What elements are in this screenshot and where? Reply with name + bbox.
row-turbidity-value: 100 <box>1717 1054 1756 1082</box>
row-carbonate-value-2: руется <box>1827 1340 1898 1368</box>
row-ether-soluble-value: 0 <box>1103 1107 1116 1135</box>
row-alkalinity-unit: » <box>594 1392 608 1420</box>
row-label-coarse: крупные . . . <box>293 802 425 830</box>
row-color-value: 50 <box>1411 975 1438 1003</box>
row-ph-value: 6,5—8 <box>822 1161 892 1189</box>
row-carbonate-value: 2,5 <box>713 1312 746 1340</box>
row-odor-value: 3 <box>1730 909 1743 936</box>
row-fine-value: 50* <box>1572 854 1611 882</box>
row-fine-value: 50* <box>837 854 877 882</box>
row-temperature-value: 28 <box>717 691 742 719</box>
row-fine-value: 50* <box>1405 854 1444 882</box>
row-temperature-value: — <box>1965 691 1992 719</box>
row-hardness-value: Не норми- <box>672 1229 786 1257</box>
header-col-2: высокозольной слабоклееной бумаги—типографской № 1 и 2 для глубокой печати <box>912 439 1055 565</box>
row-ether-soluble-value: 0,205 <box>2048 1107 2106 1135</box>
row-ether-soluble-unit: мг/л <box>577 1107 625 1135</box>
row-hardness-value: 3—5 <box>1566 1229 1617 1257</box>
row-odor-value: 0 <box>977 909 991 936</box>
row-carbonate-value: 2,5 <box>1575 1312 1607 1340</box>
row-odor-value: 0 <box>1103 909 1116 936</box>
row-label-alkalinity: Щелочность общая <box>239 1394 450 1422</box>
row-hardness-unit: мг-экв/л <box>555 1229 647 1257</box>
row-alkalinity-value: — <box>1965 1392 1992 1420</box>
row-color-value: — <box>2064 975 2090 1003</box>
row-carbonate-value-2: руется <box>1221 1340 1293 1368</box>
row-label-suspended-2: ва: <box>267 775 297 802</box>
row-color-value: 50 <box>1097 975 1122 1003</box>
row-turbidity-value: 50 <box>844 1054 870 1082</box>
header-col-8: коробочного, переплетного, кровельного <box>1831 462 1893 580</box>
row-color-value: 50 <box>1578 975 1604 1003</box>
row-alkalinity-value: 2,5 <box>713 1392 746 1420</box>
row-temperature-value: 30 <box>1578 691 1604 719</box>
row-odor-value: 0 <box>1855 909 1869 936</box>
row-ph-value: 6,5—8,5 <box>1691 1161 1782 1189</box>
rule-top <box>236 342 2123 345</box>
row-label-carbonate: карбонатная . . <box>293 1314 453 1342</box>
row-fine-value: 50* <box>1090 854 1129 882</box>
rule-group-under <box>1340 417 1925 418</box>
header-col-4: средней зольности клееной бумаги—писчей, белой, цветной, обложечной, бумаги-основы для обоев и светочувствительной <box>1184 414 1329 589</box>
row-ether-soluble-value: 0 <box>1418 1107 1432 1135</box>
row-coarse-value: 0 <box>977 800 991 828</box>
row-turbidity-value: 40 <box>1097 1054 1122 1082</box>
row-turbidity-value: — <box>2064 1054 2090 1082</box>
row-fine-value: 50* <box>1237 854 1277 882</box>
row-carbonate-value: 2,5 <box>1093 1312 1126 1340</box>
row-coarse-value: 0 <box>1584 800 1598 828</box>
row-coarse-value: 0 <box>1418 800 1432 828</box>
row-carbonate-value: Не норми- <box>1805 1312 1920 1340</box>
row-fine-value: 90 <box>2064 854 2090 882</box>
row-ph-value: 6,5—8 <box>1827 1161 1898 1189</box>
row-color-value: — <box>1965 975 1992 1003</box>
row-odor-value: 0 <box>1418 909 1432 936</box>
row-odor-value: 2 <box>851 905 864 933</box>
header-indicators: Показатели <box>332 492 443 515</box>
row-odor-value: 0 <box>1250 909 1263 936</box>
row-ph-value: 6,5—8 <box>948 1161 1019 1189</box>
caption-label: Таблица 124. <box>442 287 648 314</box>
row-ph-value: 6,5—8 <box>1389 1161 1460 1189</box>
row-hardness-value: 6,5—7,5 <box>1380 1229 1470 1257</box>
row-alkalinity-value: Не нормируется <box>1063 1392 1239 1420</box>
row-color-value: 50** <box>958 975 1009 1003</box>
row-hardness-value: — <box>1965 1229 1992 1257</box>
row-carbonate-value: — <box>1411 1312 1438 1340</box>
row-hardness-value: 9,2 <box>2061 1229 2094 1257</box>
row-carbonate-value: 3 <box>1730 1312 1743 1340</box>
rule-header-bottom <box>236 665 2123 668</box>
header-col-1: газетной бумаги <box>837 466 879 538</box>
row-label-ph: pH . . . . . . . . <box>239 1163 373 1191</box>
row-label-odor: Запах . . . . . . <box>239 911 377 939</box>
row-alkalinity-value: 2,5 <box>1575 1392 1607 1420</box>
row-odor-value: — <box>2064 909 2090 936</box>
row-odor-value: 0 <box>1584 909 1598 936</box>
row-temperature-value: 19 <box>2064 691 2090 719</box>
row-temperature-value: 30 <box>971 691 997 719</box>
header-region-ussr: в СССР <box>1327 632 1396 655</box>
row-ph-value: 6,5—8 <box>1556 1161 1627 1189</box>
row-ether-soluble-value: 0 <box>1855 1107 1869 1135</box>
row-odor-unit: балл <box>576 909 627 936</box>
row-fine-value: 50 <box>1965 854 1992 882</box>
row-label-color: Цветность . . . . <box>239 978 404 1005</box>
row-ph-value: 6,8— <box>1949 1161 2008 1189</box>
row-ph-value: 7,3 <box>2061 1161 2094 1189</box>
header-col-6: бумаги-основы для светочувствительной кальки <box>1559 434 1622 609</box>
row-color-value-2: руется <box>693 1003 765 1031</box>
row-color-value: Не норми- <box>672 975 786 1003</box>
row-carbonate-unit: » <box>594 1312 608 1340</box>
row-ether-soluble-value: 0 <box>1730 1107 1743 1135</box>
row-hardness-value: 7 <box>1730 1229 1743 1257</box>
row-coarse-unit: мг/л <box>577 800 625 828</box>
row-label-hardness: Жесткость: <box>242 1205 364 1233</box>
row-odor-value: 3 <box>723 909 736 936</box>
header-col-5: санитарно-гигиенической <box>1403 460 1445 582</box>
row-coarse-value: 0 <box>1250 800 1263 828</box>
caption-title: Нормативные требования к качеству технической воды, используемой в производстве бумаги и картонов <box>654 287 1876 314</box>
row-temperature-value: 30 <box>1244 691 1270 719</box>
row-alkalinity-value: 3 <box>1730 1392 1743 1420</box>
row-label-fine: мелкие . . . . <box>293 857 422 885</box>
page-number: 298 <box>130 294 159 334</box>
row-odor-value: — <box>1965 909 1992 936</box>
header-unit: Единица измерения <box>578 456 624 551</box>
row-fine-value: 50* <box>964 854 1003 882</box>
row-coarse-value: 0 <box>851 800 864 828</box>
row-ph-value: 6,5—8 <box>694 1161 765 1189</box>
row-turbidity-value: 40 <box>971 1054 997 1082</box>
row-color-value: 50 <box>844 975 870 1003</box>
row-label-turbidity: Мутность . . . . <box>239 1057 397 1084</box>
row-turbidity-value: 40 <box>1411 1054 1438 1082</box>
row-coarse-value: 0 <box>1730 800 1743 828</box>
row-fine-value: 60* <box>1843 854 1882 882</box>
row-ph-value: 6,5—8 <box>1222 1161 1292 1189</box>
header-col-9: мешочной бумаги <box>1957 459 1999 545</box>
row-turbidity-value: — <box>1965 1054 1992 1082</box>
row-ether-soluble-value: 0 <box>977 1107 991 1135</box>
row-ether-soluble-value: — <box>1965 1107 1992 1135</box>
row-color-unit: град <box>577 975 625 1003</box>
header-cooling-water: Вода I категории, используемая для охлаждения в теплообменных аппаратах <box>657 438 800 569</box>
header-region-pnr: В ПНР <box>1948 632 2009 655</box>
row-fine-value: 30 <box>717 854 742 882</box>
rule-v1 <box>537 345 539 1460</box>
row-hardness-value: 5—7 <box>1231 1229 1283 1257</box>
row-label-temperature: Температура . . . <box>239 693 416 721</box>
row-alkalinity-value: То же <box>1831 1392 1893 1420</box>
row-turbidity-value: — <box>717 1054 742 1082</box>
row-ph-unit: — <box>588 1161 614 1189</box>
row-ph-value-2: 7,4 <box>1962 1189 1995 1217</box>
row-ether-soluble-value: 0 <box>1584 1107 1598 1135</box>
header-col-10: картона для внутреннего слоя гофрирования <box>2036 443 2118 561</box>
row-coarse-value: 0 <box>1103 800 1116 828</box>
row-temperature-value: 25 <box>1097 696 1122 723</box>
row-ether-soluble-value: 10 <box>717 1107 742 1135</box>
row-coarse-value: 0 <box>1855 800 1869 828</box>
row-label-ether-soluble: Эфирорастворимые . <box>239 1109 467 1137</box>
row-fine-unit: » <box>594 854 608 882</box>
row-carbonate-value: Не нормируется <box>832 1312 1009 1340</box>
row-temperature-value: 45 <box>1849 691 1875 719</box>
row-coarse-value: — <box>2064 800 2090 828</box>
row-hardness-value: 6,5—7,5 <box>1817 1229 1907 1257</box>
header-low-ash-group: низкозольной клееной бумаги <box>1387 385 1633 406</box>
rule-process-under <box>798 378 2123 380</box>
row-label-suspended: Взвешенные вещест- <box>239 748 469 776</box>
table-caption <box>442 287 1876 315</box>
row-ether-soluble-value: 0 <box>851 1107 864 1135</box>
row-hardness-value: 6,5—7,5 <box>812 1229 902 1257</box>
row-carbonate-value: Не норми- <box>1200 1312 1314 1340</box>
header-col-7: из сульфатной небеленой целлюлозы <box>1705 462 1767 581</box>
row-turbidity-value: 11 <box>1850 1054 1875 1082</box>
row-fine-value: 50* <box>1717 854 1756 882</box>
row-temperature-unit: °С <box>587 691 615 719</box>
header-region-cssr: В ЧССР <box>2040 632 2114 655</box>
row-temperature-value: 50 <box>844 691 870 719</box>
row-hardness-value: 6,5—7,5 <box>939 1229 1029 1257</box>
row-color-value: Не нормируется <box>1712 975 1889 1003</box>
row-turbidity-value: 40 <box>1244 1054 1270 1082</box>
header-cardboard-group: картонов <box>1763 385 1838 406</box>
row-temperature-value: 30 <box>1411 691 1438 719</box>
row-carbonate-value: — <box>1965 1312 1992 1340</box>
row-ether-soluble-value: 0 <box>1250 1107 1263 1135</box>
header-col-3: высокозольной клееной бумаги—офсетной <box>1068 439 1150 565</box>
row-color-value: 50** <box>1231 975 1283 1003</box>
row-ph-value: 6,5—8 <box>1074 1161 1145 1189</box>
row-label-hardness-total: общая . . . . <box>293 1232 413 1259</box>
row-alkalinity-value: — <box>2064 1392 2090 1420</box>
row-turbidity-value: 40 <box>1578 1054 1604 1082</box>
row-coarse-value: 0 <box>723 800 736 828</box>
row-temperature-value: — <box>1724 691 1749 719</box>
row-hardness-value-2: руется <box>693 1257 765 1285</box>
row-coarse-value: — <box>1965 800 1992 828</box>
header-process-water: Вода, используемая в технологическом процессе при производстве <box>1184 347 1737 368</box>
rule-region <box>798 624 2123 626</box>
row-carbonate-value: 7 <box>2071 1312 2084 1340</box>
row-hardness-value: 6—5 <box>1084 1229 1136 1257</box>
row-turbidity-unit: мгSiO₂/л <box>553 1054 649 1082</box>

- _SHORT TASK_: Reproduce word for word the records, starting at their first line and ending at the line that contains "1392 608 1420</box>", with that line included.

- _WRITTEN ANSWER_:
What elements are in this screenshot and where? Reply with name + bbox.
row-turbidity-value: 100 <box>1717 1054 1756 1082</box>
row-carbonate-value-2: руется <box>1827 1340 1898 1368</box>
row-ether-soluble-value: 0 <box>1103 1107 1116 1135</box>
row-alkalinity-unit: » <box>594 1392 608 1420</box>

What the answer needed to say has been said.